- **Text under study**:
● ● ●

Neural Cellular Automata with WebGPU
A WebGPU demo of Growing Neural Cellular Automata (Mordvintsev et al., 2020). Each cell in a 40x40 grid runs a shared pretrained neural network in a compute shader to update its state. The CA grows from a single seed cell and self-repairs when damaged.
Cell State and Perception
Each cell has a 16-channel state vector: RGBA + 12 hidden channels. The simulation seeds a single center cell (RGB=0, alpha and hidden channels = 1) and lets the network grow outward from there.
Each cell builds a 48-dim input by convolving its 3×3 neighborhood with three fixed kernels: identity, Sobel-X, Sobel-Y across all 16 channels. The Sobel filters give the network gradient information without requiring it to learn spatial awareness from scratch.
Network and Update Rule
Two linear layers output a delta added to the current state. Network weights are uploaded to GPU storage buffers once and shared read-only across all cells per step.
Two mechanisms from the paper govern the simulation: stochastic updates (each cell fires with 50% probability) and a life mask (cells with no alive neighbors are zeroed out).
WebGPU Pipeline
Compute and render passes run back-to-back each frame. Double-buffered state avoids read-write collisions.
You can draw on the canvas to erase cells. The pattern self-repairs: a core property of the neural CA.

● ● ●

- **Problem set**:
1. Answer these questions from the neural cellular automata text:
(a) How large is the grid of cells?
(b) How many channels does each cell's state vector have?
(c) With what probability does each cell fire under the stochastic updates?
2. In the neural cellular automata text, copy out everything from "Network and Update" down to "cells per step.".
Answer using only the text above.

● ● ●

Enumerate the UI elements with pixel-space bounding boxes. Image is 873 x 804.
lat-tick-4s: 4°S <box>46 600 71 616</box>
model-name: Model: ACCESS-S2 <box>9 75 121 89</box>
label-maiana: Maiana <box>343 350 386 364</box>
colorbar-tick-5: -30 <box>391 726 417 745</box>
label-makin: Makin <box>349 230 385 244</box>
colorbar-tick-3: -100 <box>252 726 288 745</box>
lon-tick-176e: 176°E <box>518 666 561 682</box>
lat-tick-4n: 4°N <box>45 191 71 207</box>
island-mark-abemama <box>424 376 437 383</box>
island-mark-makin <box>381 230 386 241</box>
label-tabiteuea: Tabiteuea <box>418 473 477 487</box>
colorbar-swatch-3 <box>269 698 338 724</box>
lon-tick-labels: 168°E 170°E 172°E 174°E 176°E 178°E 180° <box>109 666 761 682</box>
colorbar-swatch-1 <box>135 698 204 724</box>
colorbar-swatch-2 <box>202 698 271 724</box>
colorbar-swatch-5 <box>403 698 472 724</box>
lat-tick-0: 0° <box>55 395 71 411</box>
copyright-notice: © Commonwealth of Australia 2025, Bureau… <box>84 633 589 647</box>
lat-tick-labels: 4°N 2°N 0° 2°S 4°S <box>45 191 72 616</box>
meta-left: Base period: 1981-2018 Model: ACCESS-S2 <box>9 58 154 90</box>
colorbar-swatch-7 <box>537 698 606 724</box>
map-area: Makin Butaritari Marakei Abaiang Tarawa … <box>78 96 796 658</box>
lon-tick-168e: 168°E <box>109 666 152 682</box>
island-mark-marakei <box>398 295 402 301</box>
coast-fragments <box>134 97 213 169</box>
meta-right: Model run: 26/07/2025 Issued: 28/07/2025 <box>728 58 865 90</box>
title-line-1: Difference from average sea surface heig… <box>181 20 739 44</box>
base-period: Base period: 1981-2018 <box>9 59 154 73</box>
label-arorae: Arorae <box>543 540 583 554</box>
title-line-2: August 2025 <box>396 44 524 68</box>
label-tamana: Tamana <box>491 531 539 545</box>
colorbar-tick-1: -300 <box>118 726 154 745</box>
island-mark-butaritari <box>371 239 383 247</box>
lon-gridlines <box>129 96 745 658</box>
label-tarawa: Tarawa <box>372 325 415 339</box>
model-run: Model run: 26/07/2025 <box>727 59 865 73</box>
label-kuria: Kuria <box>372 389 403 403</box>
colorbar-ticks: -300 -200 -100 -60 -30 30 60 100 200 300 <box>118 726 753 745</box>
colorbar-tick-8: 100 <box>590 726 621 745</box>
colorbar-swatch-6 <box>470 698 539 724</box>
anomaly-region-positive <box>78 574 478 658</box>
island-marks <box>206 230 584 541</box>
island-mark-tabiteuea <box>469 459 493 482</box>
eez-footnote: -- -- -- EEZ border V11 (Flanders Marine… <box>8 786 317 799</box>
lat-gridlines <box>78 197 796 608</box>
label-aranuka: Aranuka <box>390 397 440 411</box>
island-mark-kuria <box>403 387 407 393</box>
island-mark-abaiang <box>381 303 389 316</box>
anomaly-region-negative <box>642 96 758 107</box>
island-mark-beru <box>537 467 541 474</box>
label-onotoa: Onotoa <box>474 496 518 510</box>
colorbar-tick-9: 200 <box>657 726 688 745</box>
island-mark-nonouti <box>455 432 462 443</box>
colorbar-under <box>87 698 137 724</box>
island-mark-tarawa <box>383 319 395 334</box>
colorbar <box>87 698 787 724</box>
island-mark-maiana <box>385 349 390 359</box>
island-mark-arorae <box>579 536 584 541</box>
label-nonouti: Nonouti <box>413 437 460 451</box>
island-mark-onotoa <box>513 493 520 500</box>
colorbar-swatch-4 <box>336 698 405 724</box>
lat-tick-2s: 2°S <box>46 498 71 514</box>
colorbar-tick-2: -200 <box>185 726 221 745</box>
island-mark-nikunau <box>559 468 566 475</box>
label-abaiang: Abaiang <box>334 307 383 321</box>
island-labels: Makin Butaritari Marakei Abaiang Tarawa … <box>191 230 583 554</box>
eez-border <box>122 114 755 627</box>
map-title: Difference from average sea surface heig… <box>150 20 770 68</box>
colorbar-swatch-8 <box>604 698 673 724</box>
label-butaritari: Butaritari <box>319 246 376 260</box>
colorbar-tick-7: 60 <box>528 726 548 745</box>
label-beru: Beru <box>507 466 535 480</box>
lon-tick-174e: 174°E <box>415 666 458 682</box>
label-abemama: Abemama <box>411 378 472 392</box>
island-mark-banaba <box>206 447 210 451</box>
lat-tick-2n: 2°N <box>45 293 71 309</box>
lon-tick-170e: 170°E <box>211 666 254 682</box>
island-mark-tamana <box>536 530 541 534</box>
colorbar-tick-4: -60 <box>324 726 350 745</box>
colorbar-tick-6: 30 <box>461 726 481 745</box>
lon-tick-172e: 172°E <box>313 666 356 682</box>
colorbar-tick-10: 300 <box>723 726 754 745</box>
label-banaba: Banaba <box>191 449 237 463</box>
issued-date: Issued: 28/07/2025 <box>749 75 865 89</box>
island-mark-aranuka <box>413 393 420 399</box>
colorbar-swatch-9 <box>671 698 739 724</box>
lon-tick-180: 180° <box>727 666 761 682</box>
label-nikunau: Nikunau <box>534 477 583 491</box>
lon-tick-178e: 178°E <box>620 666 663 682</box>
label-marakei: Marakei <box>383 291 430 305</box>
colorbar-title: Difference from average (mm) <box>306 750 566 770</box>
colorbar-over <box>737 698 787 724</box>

● ● ●

- **Results for the exercise**:
1.
(a) 40x40
(b) 16 channels
(c) 50%

2.
Network and Update Rule
Two linear layers output a delta added to the current state. Network weights are uploaded to GPU storage buffers once and shared read-only across all cells per step.